◆ **Input**:
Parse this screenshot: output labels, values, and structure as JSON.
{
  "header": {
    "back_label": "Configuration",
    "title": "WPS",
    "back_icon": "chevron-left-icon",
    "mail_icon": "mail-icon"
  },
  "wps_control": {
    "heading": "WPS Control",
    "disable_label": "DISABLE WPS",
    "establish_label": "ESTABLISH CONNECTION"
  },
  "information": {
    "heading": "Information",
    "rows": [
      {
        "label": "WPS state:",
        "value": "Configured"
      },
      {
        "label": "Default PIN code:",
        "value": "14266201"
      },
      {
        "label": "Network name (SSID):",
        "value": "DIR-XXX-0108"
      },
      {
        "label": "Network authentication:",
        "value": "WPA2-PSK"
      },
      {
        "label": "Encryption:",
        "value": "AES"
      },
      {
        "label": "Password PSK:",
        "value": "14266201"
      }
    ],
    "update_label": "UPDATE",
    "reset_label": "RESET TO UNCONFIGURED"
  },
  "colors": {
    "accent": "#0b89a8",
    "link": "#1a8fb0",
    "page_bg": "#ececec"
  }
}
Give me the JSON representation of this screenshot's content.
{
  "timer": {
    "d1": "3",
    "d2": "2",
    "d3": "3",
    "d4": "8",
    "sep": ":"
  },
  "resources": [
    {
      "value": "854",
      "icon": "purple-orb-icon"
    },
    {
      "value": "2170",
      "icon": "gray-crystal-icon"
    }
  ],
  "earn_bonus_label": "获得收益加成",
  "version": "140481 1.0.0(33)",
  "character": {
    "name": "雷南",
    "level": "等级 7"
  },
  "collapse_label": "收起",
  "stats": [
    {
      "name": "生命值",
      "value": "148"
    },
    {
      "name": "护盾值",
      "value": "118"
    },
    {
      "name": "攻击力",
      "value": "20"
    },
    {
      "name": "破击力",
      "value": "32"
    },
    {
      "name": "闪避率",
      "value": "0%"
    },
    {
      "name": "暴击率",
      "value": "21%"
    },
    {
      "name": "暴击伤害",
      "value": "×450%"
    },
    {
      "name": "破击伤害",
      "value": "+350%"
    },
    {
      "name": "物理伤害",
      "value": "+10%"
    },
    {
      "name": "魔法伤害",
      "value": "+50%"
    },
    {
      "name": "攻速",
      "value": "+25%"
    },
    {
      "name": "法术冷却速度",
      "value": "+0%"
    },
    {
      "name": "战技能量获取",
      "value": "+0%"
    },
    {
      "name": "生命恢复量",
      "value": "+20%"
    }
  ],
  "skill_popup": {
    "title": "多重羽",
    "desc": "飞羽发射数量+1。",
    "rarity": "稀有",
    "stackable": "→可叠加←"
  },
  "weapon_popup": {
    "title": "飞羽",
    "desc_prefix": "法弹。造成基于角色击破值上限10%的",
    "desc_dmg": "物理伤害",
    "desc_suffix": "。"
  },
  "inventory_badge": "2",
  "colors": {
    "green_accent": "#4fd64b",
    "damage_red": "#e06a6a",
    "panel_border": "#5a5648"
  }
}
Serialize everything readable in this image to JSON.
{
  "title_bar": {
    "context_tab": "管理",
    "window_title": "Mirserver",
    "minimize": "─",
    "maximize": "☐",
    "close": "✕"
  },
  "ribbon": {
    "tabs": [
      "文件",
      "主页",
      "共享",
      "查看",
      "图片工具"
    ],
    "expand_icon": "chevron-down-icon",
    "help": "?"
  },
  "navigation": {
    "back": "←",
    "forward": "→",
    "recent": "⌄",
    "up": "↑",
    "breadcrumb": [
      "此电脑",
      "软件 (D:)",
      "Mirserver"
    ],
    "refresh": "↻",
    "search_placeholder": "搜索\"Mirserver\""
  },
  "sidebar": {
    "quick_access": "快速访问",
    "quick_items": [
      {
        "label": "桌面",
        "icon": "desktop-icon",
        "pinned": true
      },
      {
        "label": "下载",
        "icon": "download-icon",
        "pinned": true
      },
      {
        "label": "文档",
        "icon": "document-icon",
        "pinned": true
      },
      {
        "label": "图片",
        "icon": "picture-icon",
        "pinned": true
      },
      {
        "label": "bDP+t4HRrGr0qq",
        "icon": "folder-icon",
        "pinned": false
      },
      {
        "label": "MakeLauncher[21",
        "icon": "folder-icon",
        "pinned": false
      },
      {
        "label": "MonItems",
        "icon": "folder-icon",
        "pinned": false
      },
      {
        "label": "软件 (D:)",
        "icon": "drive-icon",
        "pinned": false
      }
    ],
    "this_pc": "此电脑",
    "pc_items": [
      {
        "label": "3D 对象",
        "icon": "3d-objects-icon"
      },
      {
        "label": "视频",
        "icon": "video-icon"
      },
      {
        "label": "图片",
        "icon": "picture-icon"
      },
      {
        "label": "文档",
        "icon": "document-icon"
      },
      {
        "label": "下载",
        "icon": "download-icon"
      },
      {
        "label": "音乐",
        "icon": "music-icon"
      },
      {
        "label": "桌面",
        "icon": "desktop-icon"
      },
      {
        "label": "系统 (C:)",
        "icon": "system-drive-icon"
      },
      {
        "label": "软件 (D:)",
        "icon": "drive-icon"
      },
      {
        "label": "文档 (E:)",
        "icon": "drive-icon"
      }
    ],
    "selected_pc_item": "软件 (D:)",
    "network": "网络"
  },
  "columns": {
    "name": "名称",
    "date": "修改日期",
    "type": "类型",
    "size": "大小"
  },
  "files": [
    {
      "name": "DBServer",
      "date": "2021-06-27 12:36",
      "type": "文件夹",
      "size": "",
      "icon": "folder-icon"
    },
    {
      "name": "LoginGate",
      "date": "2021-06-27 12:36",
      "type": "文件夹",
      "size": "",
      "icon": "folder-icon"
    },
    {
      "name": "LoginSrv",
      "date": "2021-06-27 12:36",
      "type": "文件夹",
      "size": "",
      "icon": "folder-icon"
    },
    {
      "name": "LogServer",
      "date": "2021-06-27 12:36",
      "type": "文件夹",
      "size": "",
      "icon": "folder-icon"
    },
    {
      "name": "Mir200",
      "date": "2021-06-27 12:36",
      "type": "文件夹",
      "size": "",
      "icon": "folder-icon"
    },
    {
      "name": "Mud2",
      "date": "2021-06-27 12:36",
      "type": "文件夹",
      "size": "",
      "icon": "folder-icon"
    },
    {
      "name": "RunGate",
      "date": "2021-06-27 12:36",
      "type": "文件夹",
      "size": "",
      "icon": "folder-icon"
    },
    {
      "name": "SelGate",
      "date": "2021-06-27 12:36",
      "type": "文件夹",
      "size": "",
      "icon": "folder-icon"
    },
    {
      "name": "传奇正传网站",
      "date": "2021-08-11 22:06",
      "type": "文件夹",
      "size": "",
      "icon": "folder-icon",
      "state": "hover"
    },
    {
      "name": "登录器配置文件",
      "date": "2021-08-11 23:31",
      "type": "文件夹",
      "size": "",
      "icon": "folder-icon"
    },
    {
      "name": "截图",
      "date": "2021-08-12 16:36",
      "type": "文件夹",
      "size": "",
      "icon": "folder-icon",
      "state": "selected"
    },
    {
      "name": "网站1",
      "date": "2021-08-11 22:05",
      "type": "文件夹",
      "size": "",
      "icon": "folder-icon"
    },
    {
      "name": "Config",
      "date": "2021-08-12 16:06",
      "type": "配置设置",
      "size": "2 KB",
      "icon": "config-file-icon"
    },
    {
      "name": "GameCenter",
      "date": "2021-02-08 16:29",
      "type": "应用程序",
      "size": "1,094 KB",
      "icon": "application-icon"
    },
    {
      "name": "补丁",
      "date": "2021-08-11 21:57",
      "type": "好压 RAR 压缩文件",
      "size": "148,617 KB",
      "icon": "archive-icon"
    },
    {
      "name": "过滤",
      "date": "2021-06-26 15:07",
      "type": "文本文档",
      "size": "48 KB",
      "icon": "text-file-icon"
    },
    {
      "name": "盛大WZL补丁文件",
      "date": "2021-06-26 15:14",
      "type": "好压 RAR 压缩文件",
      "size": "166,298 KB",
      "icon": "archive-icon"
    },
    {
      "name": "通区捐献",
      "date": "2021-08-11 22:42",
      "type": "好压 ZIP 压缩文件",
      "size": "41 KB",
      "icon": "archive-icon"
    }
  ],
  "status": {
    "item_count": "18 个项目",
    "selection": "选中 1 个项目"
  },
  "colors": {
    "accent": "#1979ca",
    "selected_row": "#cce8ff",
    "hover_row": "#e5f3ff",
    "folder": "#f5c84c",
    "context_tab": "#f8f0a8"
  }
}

◆ **What the task asks**:
Go through the entries and return each line where the word "desktop" appears.

◆ **Response to this exercise**:
        "icon": "desktop-icon",
        "icon": "desktop-icon"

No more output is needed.